_Instruction:_ Scan the following material for the string "button" and copy each line in which it appears.

_Task material:_
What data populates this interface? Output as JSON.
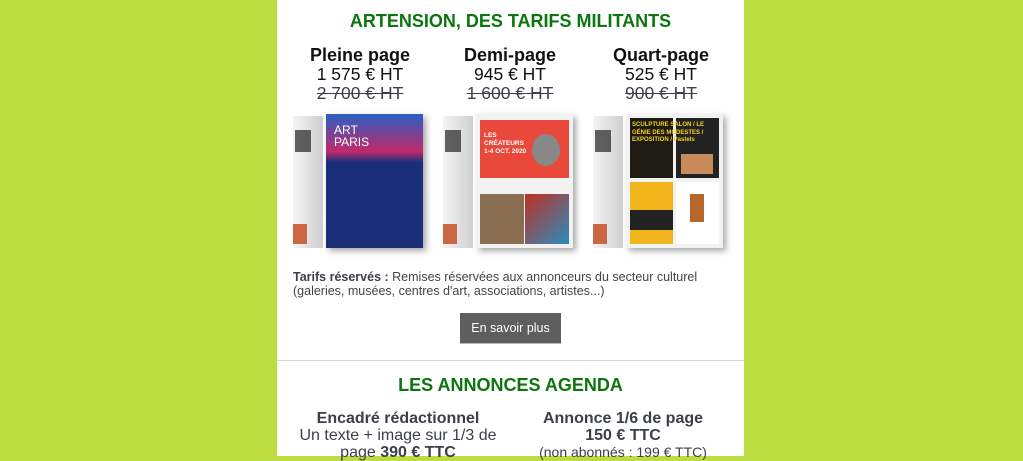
{
  "colors": {
    "background": "#bddc40",
    "title_green": "#0b760d",
    "button": "#5e5e5e"
  },
  "section1": {
    "title": "ARTENSION, DES TARIFS MILITANTS",
    "tiers": [
      {
        "name": "Pleine page",
        "price": "1 575 € HT",
        "old_price": "2 700 € HT"
      },
      {
        "name": "Demi-page",
        "price": "945 € HT",
        "old_price": "1 600 € HT"
      },
      {
        "name": "Quart-page",
        "price": "525 € HT",
        "old_price": "900 € HT"
      }
    ],
    "images": [
      {
        "lettering": "ART PARIS"
      },
      {
        "lettering": "LES CRÉATEURS 1-4 OCT. 2020"
      },
      {
        "lettering": "SCULPTURE SALON / LE GÉNIE DES MODESTES / EXPOSITION / Pastels"
      }
    ],
    "note_label": "Tarifs réservés :",
    "note_text": " Remises réservées aux annonceurs du secteur culturel (galeries, musées, centres d'art, associations, artistes...)",
    "button": "En savoir plus"
  },
  "section2": {
    "title": "LES ANNONCES AGENDA",
    "items": [
      {
        "name": "Encadré rédactionnel",
        "line1": "Un texte + image sur 1/3 de",
        "line2_prefix": "page ",
        "price": "390 € TTC"
      },
      {
        "name": "Annonce 1/6 de page",
        "price": "150 € TTC",
        "note": "(non abonnés : 199 € TTC)"
      }
    ]
  }
}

_Output of the exercise:_
    "button": "#5e5e5e"
    "button": "En savoir plus"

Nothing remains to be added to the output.